Stored entries

= = =

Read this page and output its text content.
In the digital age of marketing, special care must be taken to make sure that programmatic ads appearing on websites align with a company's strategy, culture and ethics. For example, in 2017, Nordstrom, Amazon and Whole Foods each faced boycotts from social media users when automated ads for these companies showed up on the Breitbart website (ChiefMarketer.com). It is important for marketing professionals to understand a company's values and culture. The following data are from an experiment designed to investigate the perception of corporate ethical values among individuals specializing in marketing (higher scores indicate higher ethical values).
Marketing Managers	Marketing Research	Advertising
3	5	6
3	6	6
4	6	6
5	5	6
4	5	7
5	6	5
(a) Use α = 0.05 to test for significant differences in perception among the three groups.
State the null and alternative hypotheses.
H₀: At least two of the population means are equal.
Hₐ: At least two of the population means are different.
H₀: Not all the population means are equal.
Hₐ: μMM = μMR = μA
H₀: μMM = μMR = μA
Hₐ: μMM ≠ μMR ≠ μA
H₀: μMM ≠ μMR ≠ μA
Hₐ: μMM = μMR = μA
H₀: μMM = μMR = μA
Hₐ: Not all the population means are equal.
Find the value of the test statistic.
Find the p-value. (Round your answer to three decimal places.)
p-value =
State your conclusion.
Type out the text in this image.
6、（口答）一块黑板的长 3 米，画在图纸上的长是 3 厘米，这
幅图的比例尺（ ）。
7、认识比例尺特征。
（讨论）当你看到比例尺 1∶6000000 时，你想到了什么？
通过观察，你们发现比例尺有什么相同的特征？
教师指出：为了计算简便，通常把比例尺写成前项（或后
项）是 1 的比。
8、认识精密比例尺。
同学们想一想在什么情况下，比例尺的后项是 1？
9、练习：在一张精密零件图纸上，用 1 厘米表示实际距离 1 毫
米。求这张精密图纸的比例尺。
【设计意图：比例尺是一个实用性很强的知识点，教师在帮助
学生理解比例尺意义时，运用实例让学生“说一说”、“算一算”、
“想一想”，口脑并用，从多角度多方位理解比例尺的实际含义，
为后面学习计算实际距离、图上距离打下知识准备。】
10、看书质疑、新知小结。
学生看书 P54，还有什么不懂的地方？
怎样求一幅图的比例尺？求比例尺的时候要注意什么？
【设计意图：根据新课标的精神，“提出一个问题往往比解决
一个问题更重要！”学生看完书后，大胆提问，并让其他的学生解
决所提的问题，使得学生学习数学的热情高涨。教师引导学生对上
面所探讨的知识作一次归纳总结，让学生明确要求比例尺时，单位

= = =

- What you need to do:
Repeat every line of the material exactly as given.

- Answer for the task:
Read this page and output its text content.
In the digital age of marketing, special care must be taken to make sure that programmatic ads appearing on websites align with a company's strategy, culture and ethics. For example, in 2017, Nordstrom, Amazon and Whole Foods each faced boycotts from social media users when automated ads for these companies showed up on the Breitbart website (ChiefMarketer.com). It is important for marketing professionals to understand a company's values and culture. The following data are from an experiment designed to investigate the perception of corporate ethical values among individuals specializing in marketing (higher scores indicate higher ethical values).
Marketing Managers	Marketing Research	Advertising
3	5	6
3	6	6
4	6	6
5	5	6
4	5	7
5	6	5
(a) Use α = 0.05 to test for significant differences in perception among the three groups.
State the null and alternative hypotheses.
H₀: At least two of the population means are equal.
Hₐ: At least two of the population means are different.
H₀: Not all the population means are equal.
Hₐ: μMM = μMR = μA
H₀: μMM = μMR = μA
Hₐ: μMM ≠ μMR ≠ μA
H₀: μMM ≠ μMR ≠ μA
Hₐ: μMM = μMR = μA
H₀: μMM = μMR = μA
Hₐ: Not all the population means are equal.
Find the value of the test statistic.
Find the p-value. (Round your answer to three decimal places.)
p-value =
State your conclusion.
Type out the text in this image.
6、（口答）一块黑板的长 3 米，画在图纸上的长是 3 厘米，这
幅图的比例尺（ ）。
7、认识比例尺特征。
（讨论）当你看到比例尺 1∶6000000 时，你想到了什么？
通过观察，你们发现比例尺有什么相同的特征？
教师指出：为了计算简便，通常把比例尺写成前项（或后
项）是 1 的比。
8、认识精密比例尺。
同学们想一想在什么情况下，比例尺的后项是 1？
9、练习：在一张精密零件图纸上，用 1 厘米表示实际距离 1 毫
米。求这张精密图纸的比例尺。
【设计意图：比例尺是一个实用性很强的知识点，教师在帮助
学生理解比例尺意义时，运用实例让学生“说一说”、“算一算”、
“想一想”，口脑并用，从多角度多方位理解比例尺的实际含义，
为后面学习计算实际距离、图上距离打下知识准备。】
10、看书质疑、新知小结。
学生看书 P54，还有什么不懂的地方？
怎样求一幅图的比例尺？求比例尺的时候要注意什么？
【设计意图：根据新课标的精神，“提出一个问题往往比解决
一个问题更重要！”学生看完书后，大胆提问，并让其他的学生解
决所提的问题，使得学生学习数学的热情高涨。教师引导学生对上
面所探讨的知识作一次归纳总结，让学生明确要求比例尺时，单位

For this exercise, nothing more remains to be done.